Entries from a dataset
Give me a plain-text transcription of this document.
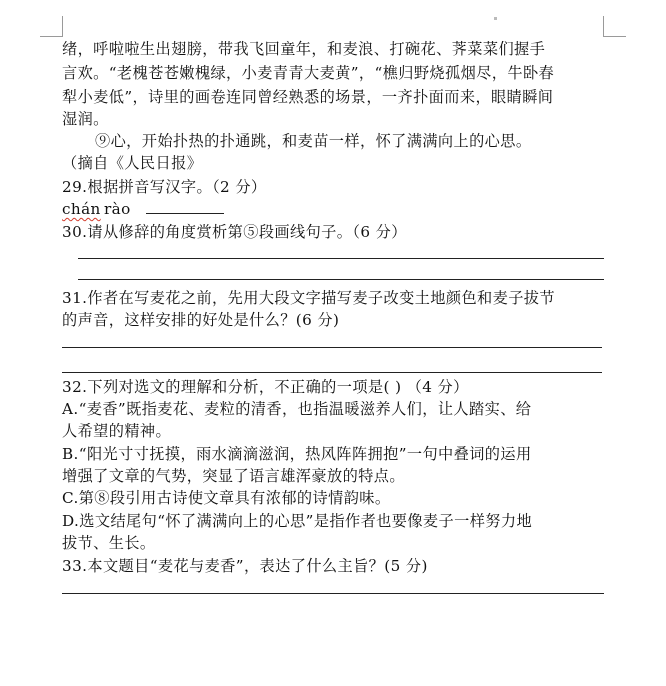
绪，呼啦啦生出翅膀，带我飞回童年，和麦浪、打碗花、荠菜菜们握手
言欢。“老槐苍苍嫩槐绿，小麦青青大麦黄”，“樵归野烧孤烟尽，牛卧春
犁小麦低”，诗里的画卷连同曾经熟悉的场景，一齐扑面而来，眼睛瞬间
湿润。
⑨心，开始扑热的扑通跳，和麦苗一样，怀了满满向上的心思。
（摘自《人民日报》
29.根据拼音写汉字。（2 分）
chán rào
30.请从修辞的角度赏析第⑤段画线句子。（6 分）
31.作者在写麦花之前，先用大段文字描写麦子改变土地颜色和麦子拔节
的声音，这样安排的好处是什么？(6 分)
32.下列对选文的理解和分析，不正确的一项是( ) （4 分）
A.“麦香”既指麦花、麦粒的清香，也指温暖滋养人们，让人踏实、给
人希望的精神。
B.“阳光寸寸抚摸，雨水滴滴滋润，热风阵阵拥抱”一句中叠词的运用
增强了文章的气势，突显了语言雄浑豪放的特点。
C.第⑧段引用古诗使文章具有浓郁的诗情韵味。
D.选文结尾句“怀了满满向上的心思”是指作者也要像麦子一样努力地
拔节、生长。
33.本文题目“麦花与麦香”，表达了什么主旨？(5 分)
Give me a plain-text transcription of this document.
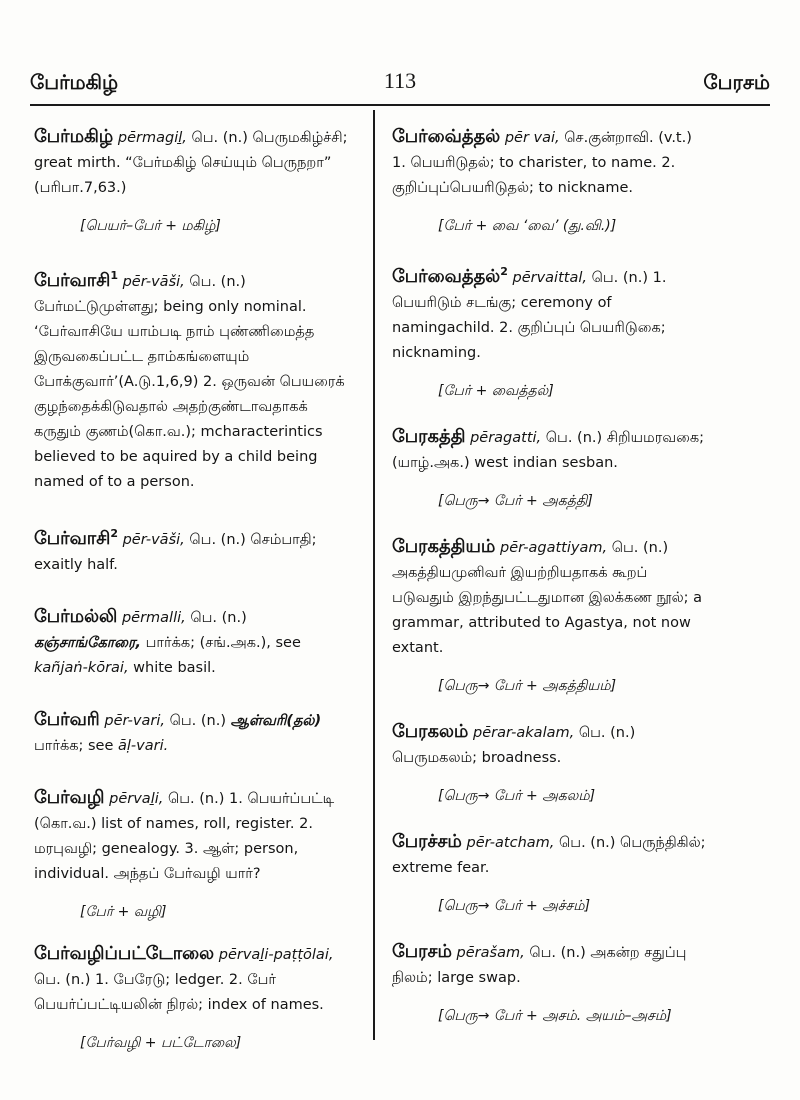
பேர்மகிழ்	113	பேரசம்
பேர்மகிழ் pērmagiḻ, பெ. (n.) பெருமகிழ்ச்சி; great mirth. “பேர்மகிழ் செய்யும் பெருநறா” (பரிபா.7,63.)
[பெயர்–பேர் + மகிழ்]
பேர்வாசி$^1$ pēr-vāši, பெ. (n.) பேர்மட்டுமுள்ளது; being only nominal. ‘பேர்வாசியே யாம்படி நாம் புண்ணிமைத்த இருவகைப்பட்ட தாம்கங்ளையும் போக்குவார்’(A.டு.1,6,9) 2. ஒருவன் பெயரைக் குழந்தைக்கிடுவதால் அதற்குண்டாவதாகக் கருதும் குணம்(கொ.வ.); mcharacterintics believed to be aquired by a child being named of to a person.
பேர்வாசி$^2$ pēr-vāši, பெ. (n.) செம்பாதி; exaitly half.
பேர்மல்லி pērmalli, பெ. (n.) கஞ்சாங்கோரை, பார்க்க; (சங்.அக.), see kañjaṅ-kōrai, white basil.
பேர்வரி pēr-vari, பெ. (n.) ஆள்வரி(தல்) பார்க்க; see āḷ-vari.
பேர்வழி pērvaḻi, பெ. (n.) 1. பெயர்ப்பட்டி (கொ.வ.) list of names, roll, register. 2. மரபுவழி; genealogy. 3. ஆள்; person, individual. அந்தப் பேர்வழி யார்?
[பேர் + வழி]
பேர்வழிப்பட்டோலை pērvaḻi-paṭṭōlai, பெ. (n.) 1. பேரேடு; ledger. 2. பேர் பெயர்ப்பட்டியலின் நிரல்; index of names.
[பேர்வழி + பட்டோலை]
பேர்வை்த்தல் pēr vai, செ.குன்றாவி. (v.t.) 1. பெயரிடுதல்; to charister, to name. 2. குறிப்புப்பெயரிடுதல்; to nickname.
[பேர் + வை ‘வை’ (து.வி.)]
பேர்வைத்தல்$^2$ pērvaittal, பெ. (n.) 1. பெயரிடும் சடங்கு; ceremony of namingachild. 2. குறிப்புப் பெயரிடுகை; nicknaming.
[பேர் + வைத்தல்]
பேரகத்தி pēragatti, பெ. (n.) சிறியமரவகை; (யாழ்.அக.) west indian sesban.
[பெரு→ பேர் + அகத்தி]
பேரகத்தியம் pēr-agattiyam, பெ. (n.) அகத்தியமுனிவர் இயற்றியதாகக் கூறப் படுவதும் இறந்துபட்டதுமான இலக்கண நூல்; a grammar, attributed to Agastya, not now extant.
[பெரு→ பேர் + அகத்தியம்]
பேரகலம் pērar-akalam, பெ. (n.) பெருமகலம்; broadness.
[பெரு→ பேர் + அகலம்]
பேரச்சம் pēr-atcham, பெ. (n.) பெருந்திகில்; extreme fear.
[பெரு→ பேர் + அச்சம்]
பேரசம் pērašam, பெ. (n.) அகன்ற சதுப்பு நிலம்; large swap.
[பெரு→ பேர் + அசம். அயம்–அசம்]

Aim: The pictures in the entries should be left out; output everything else exactly.

Complete output:
Give me a plain-text transcription of this document.
绪，呼啦啦生出翅膀，带我飞回童年，和麦浪、打碗花、荠菜菜们握手
言欢。“老槐苍苍嫩槐绿，小麦青青大麦黄”，“樵归野烧孤烟尽，牛卧春
犁小麦低”，诗里的画卷连同曾经熟悉的场景，一齐扑面而来，眼睛瞬间
湿润。
⑨心，开始扑热的扑通跳，和麦苗一样，怀了满满向上的心思。
（摘自《人民日报》
29.根据拼音写汉字。（2 分）
chán rào
30.请从修辞的角度赏析第⑤段画线句子。（6 分）
31.作者在写麦花之前，先用大段文字描写麦子改变土地颜色和麦子拔节
的声音，这样安排的好处是什么？(6 分)
32.下列对选文的理解和分析，不正确的一项是( ) （4 分）
A.“麦香”既指麦花、麦粒的清香，也指温暖滋养人们，让人踏实、给
人希望的精神。
B.“阳光寸寸抚摸，雨水滴滴滋润，热风阵阵拥抱”一句中叠词的运用
增强了文章的气势，突显了语言雄浑豪放的特点。
C.第⑧段引用古诗使文章具有浓郁的诗情韵味。
D.选文结尾句“怀了满满向上的心思”是指作者也要像麦子一样努力地
拔节、生长。
33.本文题目“麦花与麦香”，表达了什么主旨？(5 分)
Give me a plain-text transcription of this document.
பேர்மகிழ்	113	பேரசம்
பேர்மகிழ் pērmagiḻ, பெ. (n.) பெருமகிழ்ச்சி; great mirth. “பேர்மகிழ் செய்யும் பெருநறா” (பரிபா.7,63.)
[பெயர்–பேர் + மகிழ்]
பேர்வாசி$^1$ pēr-vāši, பெ. (n.) பேர்மட்டுமுள்ளது; being only nominal. ‘பேர்வாசியே யாம்படி நாம் புண்ணிமைத்த இருவகைப்பட்ட தாம்கங்ளையும் போக்குவார்’(A.டு.1,6,9) 2. ஒருவன் பெயரைக் குழந்தைக்கிடுவதால் அதற்குண்டாவதாகக் கருதும் குணம்(கொ.வ.); mcharacterintics believed to be aquired by a child being named of to a person.
பேர்வாசி$^2$ pēr-vāši, பெ. (n.) செம்பாதி; exaitly half.
பேர்மல்லி pērmalli, பெ. (n.) கஞ்சாங்கோரை, பார்க்க; (சங்.அக.), see kañjaṅ-kōrai, white basil.
பேர்வரி pēr-vari, பெ. (n.) ஆள்வரி(தல்) பார்க்க; see āḷ-vari.
பேர்வழி pērvaḻi, பெ. (n.) 1. பெயர்ப்பட்டி (கொ.வ.) list of names, roll, register. 2. மரபுவழி; genealogy. 3. ஆள்; person, individual. அந்தப் பேர்வழி யார்?
[பேர் + வழி]
பேர்வழிப்பட்டோலை pērvaḻi-paṭṭōlai, பெ. (n.) 1. பேரேடு; ledger. 2. பேர் பெயர்ப்பட்டியலின் நிரல்; index of names.
[பேர்வழி + பட்டோலை]
பேர்வை்த்தல் pēr vai, செ.குன்றாவி. (v.t.) 1. பெயரிடுதல்; to charister, to name. 2. குறிப்புப்பெயரிடுதல்; to nickname.
[பேர் + வை ‘வை’ (து.வி.)]
பேர்வைத்தல்$^2$ pērvaittal, பெ. (n.) 1. பெயரிடும் சடங்கு; ceremony of namingachild. 2. குறிப்புப் பெயரிடுகை; nicknaming.
[பேர் + வைத்தல்]
பேரகத்தி pēragatti, பெ. (n.) சிறியமரவகை; (யாழ்.அக.) west indian sesban.
[பெரு→ பேர் + அகத்தி]
பேரகத்தியம் pēr-agattiyam, பெ. (n.) அகத்தியமுனிவர் இயற்றியதாகக் கூறப் படுவதும் இறந்துபட்டதுமான இலக்கண நூல்; a grammar, attributed to Agastya, not now extant.
[பெரு→ பேர் + அகத்தியம்]
பேரகலம் pērar-akalam, பெ. (n.) பெருமகலம்; broadness.
[பெரு→ பேர் + அகலம்]
பேரச்சம் pēr-atcham, பெ. (n.) பெருந்திகில்; extreme fear.
[பெரு→ பேர் + அச்சம்]
பேரசம் pērašam, பெ. (n.) அகன்ற சதுப்பு நிலம்; large swap.
[பெரு→ பேர் + அசம். அயம்–அசம்]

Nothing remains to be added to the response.